__THE REQUEST__. An exact copy of all the data is required, with pictures left out.

__EXTRACTED MATERIAL__.
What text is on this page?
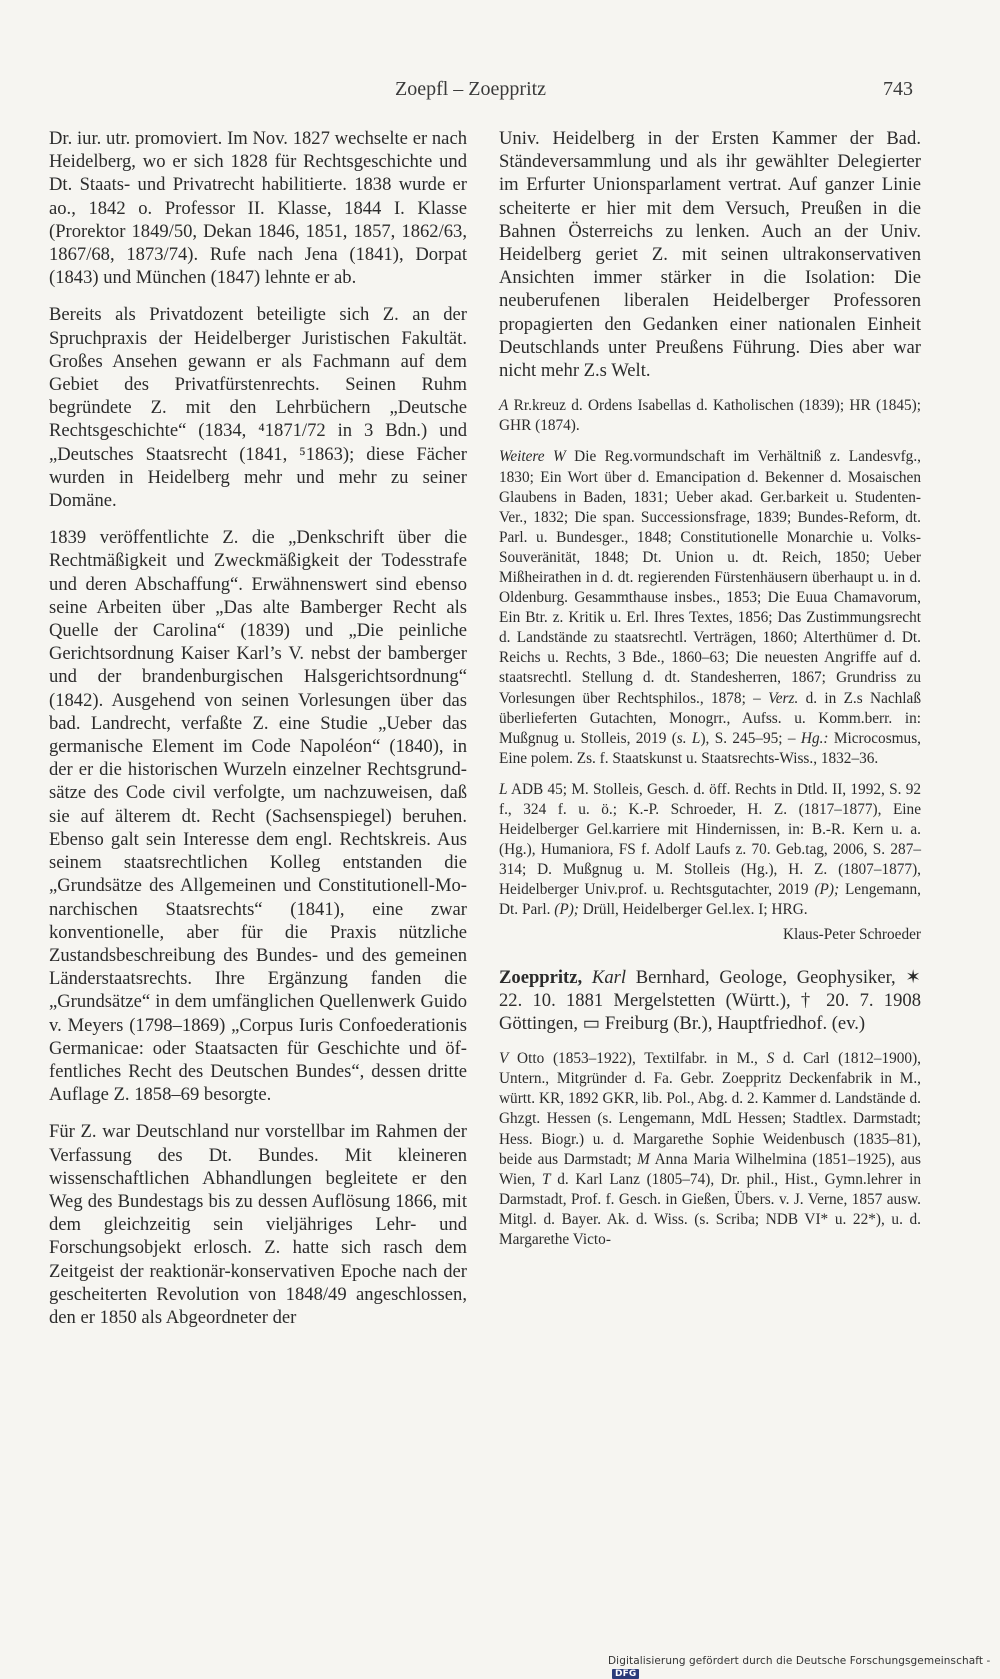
Zoepfl – Zoeppritz	743

Dr. iur. utr. promoviert. Im Nov. 1827 wechselte er nach Heidelberg, wo er sich 1828 für Rechtsgeschichte und Dt. Staats- und Privatrecht habilitierte. 1838 wurde er ao., 1842 o. Professor II. Klasse, 1844 I. Klasse (Prorektor 1849/50, Dekan 1846, 1851, 1857, 1862/63, 1867/68, 1873/74). Rufe nach Jena (1841), Dorpat (1843) und München (1847) lehnte er ab.

Bereits als Privatdozent beteiligte sich Z. an der Spruchpraxis der Heidelberger Juristischen Fakultät. Großes Ansehen gewann er als Fachmann auf dem Gebiet des Privatfürstenrechts. Seinen Ruhm begründete Z. mit den Lehrbüchern „Deutsche Rechtsgeschichte“ (1834, ⁴1871/72 in 3 Bdn.) und „Deutsches Staatsrecht (1841, ⁵1863); diese Fächer wurden in Heidelberg mehr und mehr zu seiner Domäne.

1839 veröffentlichte Z. die „Denkschrift über die Rechtmäßigkeit und Zweckmäßigkeit der Todesstrafe und deren Abschaffung“. Erwähnenswert sind ebenso seine Arbeiten über „Das alte Bamberger Recht als Quelle der Carolina“ (1839) und „Die peinliche Gerichtsordnung Kaiser Karl’s V. nebst der bamberger und der brandenburgischen Halsgerichtsordnung“ (1842). Ausgehend von seinen Vorlesungen über das bad. Landrecht, verfaßte Z. eine Studie „Ueber das germanische Element im Code Napoléon“ (1840), in der er die historischen Wurzeln einzelner Rechtsgrundsätze des Code civil verfolgte, um nachzuweisen, daß sie auf älterem dt. Recht (Sachsenspiegel) beruhen. Ebenso galt sein Interesse dem engl. Rechtskreis. Aus seinem staatsrechtlichen Kolleg entstanden die „Grundsätze des Allgemeinen und Constitutionell-Monarchischen Staatsrechts“ (1841), eine zwar konventionelle, aber für die Praxis nützliche Zustandsbeschreibung des Bundes- und des gemeinen Länderstaatsrechts. Ihre Ergänzung fanden die „Grundsätze“ in dem umfänglichen Quellenwerk Guido v. Meyers (1798–1869) „Corpus Iuris Confoederationis Germanicae: oder Staatsacten für Geschichte und öffentliches Recht des Deutschen Bundes“, dessen dritte Auflage Z. 1858–69 besorgte.

Für Z. war Deutschland nur vorstellbar im Rahmen der Verfassung des Dt. Bundes. Mit kleineren wissenschaftlichen Abhandlungen begleitete er den Weg des Bundestags bis zu dessen Auflösung 1866, mit dem gleichzeitig sein vieljähriges Lehr- und Forschungsobjekt erlosch. Z. hatte sich rasch dem Zeitgeist der reaktionär-konservativen Epoche nach der gescheiterten Revolution von 1848/49 angeschlossen, den er 1850 als Abgeordneter der

Univ. Heidelberg in der Ersten Kammer der Bad. Ständeversammlung und als ihr gewählter Delegierter im Erfurter Unionsparlament vertrat. Auf ganzer Linie scheiterte er hier mit dem Versuch, Preußen in die Bahnen Österreichs zu lenken. Auch an der Univ. Heidelberg geriet Z. mit seinen ultrakonservativen Ansichten immer stärker in die Isolation: Die neuberufenen liberalen Heidelberger Professoren propagierten den Gedanken einer nationalen Einheit Deutschlands unter Preußens Führung. Dies aber war nicht mehr Z.s Welt.

A Rr.kreuz d. Ordens Isabellas d. Katholischen (1839); HR (1845); GHR (1874).

Weitere W Die Reg.vormundschaft im Verhältniß z. Landesvfg., 1830; Ein Wort über d. Emancipation d. Bekenner d. Mosaischen Glaubens in Baden, 1831; Ueber akad. Ger.barkeit u. Studenten-Ver., 1832; Die span. Successionsfrage, 1839; Bundes-Reform, dt. Parl. u. Bundesger., 1848; Constitutionelle Monarchie u. Volks-Souveränität, 1848; Dt. Union u. dt. Reich, 1850; Ueber Mißheirathen in d. dt. regierenden Fürstenhäusern überhaupt u. in d. Oldenburg. Gesammthause insbes., 1853; Die Euua Chamavorum, Ein Btr. z. Kritik u. Erl. Ihres Textes, 1856; Das Zustimmungsrecht d. Landstände zu staatsrechtl. Verträgen, 1860; Alterthümer d. Dt. Reichs u. Rechts, 3 Bde., 1860–63; Die neuesten Angriffe auf d. staatsrechtl. Stellung d. dt. Standesherren, 1867; Grundriss zu Vorlesungen über Rechtsphilos., 1878; – Verz. d. in Z.s Nachlaß überlieferten Gutachten, Monogrr., Aufss. u. Komm.berr. in: Mußgnug u. Stolleis, 2019 (s. L), S. 245–95; – Hg.: Microcosmus, Eine polem. Zs. f. Staatskunst u. Staatsrechts-Wiss., 1832–36.

L ADB 45; M. Stolleis, Gesch. d. öff. Rechts in Dtld. II, 1992, S. 92 f., 324 f. u. ö.; K.-P. Schroeder, H. Z. (1817–1877), Eine Heidelberger Gel.karriere mit Hindernissen, in: B.-R. Kern u. a. (Hg.), Humaniora, FS f. Adolf Laufs z. 70. Geb.tag, 2006, S. 287–314; D. Mußgnug u. M. Stolleis (Hg.), H. Z. (1807–1877), Heidelberger Univ.prof. u. Rechtsgutachter, 2019 (P); Lengemann, Dt. Parl. (P); Drüll, Heidelberger Gel.lex. I; HRG.

Klaus-Peter Schroeder

Zoeppritz, Karl Bernhard, Geologe, Geophysiker, ✶ 22. 10. 1881 Mergelstetten (Württ.), † 20. 7. 1908 Göttingen, ▭ Freiburg (Br.), Hauptfriedhof. (ev.)

V Otto (1853–1922), Textilfabr. in M., S d. Carl (1812–1900), Untern., Mitgründer d. Fa. Gebr. Zoeppritz Deckenfabrik in M., württ. KR, 1892 GKR, lib. Pol., Abg. d. 2. Kammer d. Landstände d. Ghzgt. Hessen (s. Lengemann, MdL Hessen; Stadtlex. Darmstadt; Hess. Biogr.) u. d. Margarethe Sophie Weidenbusch (1835–81), beide aus Darmstadt; M Anna Maria Wilhelmina (1851–1925), aus Wien, T d. Karl Lanz (1805–74), Dr. phil., Hist., Gymn.lehrer in Darmstadt, Prof. f. Gesch. in Gießen, Übers. v. J. Verne, 1857 ausw. Mitgl. d. Bayer. Ak. d. Wiss. (s. Scriba; NDB VI* u. 22*), u. d. Margarethe Victo-

Digitalisierung gefördert durch die Deutsche Forschungsgemeinschaft -DFG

__SOLUTION__.
What text is on this page?
Zoepfl – Zoeppritz	743

Dr. iur. utr. promoviert. Im Nov. 1827 wechselte er nach Heidelberg, wo er sich 1828 für Rechtsgeschichte und Dt. Staats- und Privatrecht habilitierte. 1838 wurde er ao., 1842 o. Professor II. Klasse, 1844 I. Klasse (Prorektor 1849/50, Dekan 1846, 1851, 1857, 1862/63, 1867/68, 1873/74). Rufe nach Jena (1841), Dorpat (1843) und München (1847) lehnte er ab.

Bereits als Privatdozent beteiligte sich Z. an der Spruchpraxis der Heidelberger Juristischen Fakultät. Großes Ansehen gewann er als Fachmann auf dem Gebiet des Privatfürstenrechts. Seinen Ruhm begründete Z. mit den Lehrbüchern „Deutsche Rechtsgeschichte“ (1834, ⁴1871/72 in 3 Bdn.) und „Deutsches Staatsrecht (1841, ⁵1863); diese Fächer wurden in Heidelberg mehr und mehr zu seiner Domäne.

1839 veröffentlichte Z. die „Denkschrift über die Rechtmäßigkeit und Zweckmäßigkeit der Todesstrafe und deren Abschaffung“. Erwähnenswert sind ebenso seine Arbeiten über „Das alte Bamberger Recht als Quelle der Carolina“ (1839) und „Die peinliche Gerichtsordnung Kaiser Karl’s V. nebst der bamberger und der brandenburgischen Halsgerichtsordnung“ (1842). Ausgehend von seinen Vorlesungen über das bad. Landrecht, verfaßte Z. eine Studie „Ueber das germanische Element im Code Napoléon“ (1840), in der er die historischen Wurzeln einzelner Rechtsgrundsätze des Code civil verfolgte, um nachzuweisen, daß sie auf älterem dt. Recht (Sachsenspiegel) beruhen. Ebenso galt sein Interesse dem engl. Rechtskreis. Aus seinem staatsrechtlichen Kolleg entstanden die „Grundsätze des Allgemeinen und Constitutionell-Monarchischen Staatsrechts“ (1841), eine zwar konventionelle, aber für die Praxis nützliche Zustandsbeschreibung des Bundes- und des gemeinen Länderstaatsrechts. Ihre Ergänzung fanden die „Grundsätze“ in dem umfänglichen Quellenwerk Guido v. Meyers (1798–1869) „Corpus Iuris Confoederationis Germanicae: oder Staatsacten für Geschichte und öffentliches Recht des Deutschen Bundes“, dessen dritte Auflage Z. 1858–69 besorgte.

Für Z. war Deutschland nur vorstellbar im Rahmen der Verfassung des Dt. Bundes. Mit kleineren wissenschaftlichen Abhandlungen begleitete er den Weg des Bundestags bis zu dessen Auflösung 1866, mit dem gleichzeitig sein vieljähriges Lehr- und Forschungsobjekt erlosch. Z. hatte sich rasch dem Zeitgeist der reaktionär-konservativen Epoche nach der gescheiterten Revolution von 1848/49 angeschlossen, den er 1850 als Abgeordneter der

Univ. Heidelberg in der Ersten Kammer der Bad. Ständeversammlung und als ihr gewählter Delegierter im Erfurter Unionsparlament vertrat. Auf ganzer Linie scheiterte er hier mit dem Versuch, Preußen in die Bahnen Österreichs zu lenken. Auch an der Univ. Heidelberg geriet Z. mit seinen ultrakonservativen Ansichten immer stärker in die Isolation: Die neuberufenen liberalen Heidelberger Professoren propagierten den Gedanken einer nationalen Einheit Deutschlands unter Preußens Führung. Dies aber war nicht mehr Z.s Welt.

A Rr.kreuz d. Ordens Isabellas d. Katholischen (1839); HR (1845); GHR (1874).

Weitere W Die Reg.vormundschaft im Verhältniß z. Landesvfg., 1830; Ein Wort über d. Emancipation d. Bekenner d. Mosaischen Glaubens in Baden, 1831; Ueber akad. Ger.barkeit u. Studenten-Ver., 1832; Die span. Successionsfrage, 1839; Bundes-Reform, dt. Parl. u. Bundesger., 1848; Constitutionelle Monarchie u. Volks-Souveränität, 1848; Dt. Union u. dt. Reich, 1850; Ueber Mißheirathen in d. dt. regierenden Fürstenhäusern überhaupt u. in d. Oldenburg. Gesammthause insbes., 1853; Die Euua Chamavorum, Ein Btr. z. Kritik u. Erl. Ihres Textes, 1856; Das Zustimmungsrecht d. Landstände zu staatsrechtl. Verträgen, 1860; Alterthümer d. Dt. Reichs u. Rechts, 3 Bde., 1860–63; Die neuesten Angriffe auf d. staatsrechtl. Stellung d. dt. Standesherren, 1867; Grundriss zu Vorlesungen über Rechtsphilos., 1878; – Verz. d. in Z.s Nachlaß überlieferten Gutachten, Monogrr., Aufss. u. Komm.berr. in: Mußgnug u. Stolleis, 2019 (s. L), S. 245–95; – Hg.: Microcosmus, Eine polem. Zs. f. Staatskunst u. Staatsrechts-Wiss., 1832–36.

L ADB 45; M. Stolleis, Gesch. d. öff. Rechts in Dtld. II, 1992, S. 92 f., 324 f. u. ö.; K.-P. Schroeder, H. Z. (1817–1877), Eine Heidelberger Gel.karriere mit Hindernissen, in: B.-R. Kern u. a. (Hg.), Humaniora, FS f. Adolf Laufs z. 70. Geb.tag, 2006, S. 287–314; D. Mußgnug u. M. Stolleis (Hg.), H. Z. (1807–1877), Heidelberger Univ.prof. u. Rechtsgutachter, 2019 (P); Lengemann, Dt. Parl. (P); Drüll, Heidelberger Gel.lex. I; HRG.

Klaus-Peter Schroeder

Zoeppritz, Karl Bernhard, Geologe, Geophysiker, ✶ 22. 10. 1881 Mergelstetten (Württ.), † 20. 7. 1908 Göttingen, ▭ Freiburg (Br.), Hauptfriedhof. (ev.)

V Otto (1853–1922), Textilfabr. in M., S d. Carl (1812–1900), Untern., Mitgründer d. Fa. Gebr. Zoeppritz Deckenfabrik in M., württ. KR, 1892 GKR, lib. Pol., Abg. d. 2. Kammer d. Landstände d. Ghzgt. Hessen (s. Lengemann, MdL Hessen; Stadtlex. Darmstadt; Hess. Biogr.) u. d. Margarethe Sophie Weidenbusch (1835–81), beide aus Darmstadt; M Anna Maria Wilhelmina (1851–1925), aus Wien, T d. Karl Lanz (1805–74), Dr. phil., Hist., Gymn.lehrer in Darmstadt, Prof. f. Gesch. in Gießen, Übers. v. J. Verne, 1857 ausw. Mitgl. d. Bayer. Ak. d. Wiss. (s. Scriba; NDB VI* u. 22*), u. d. Margarethe Victo-

Digitalisierung gefördert durch die Deutsche Forschungsgemeinschaft -DFG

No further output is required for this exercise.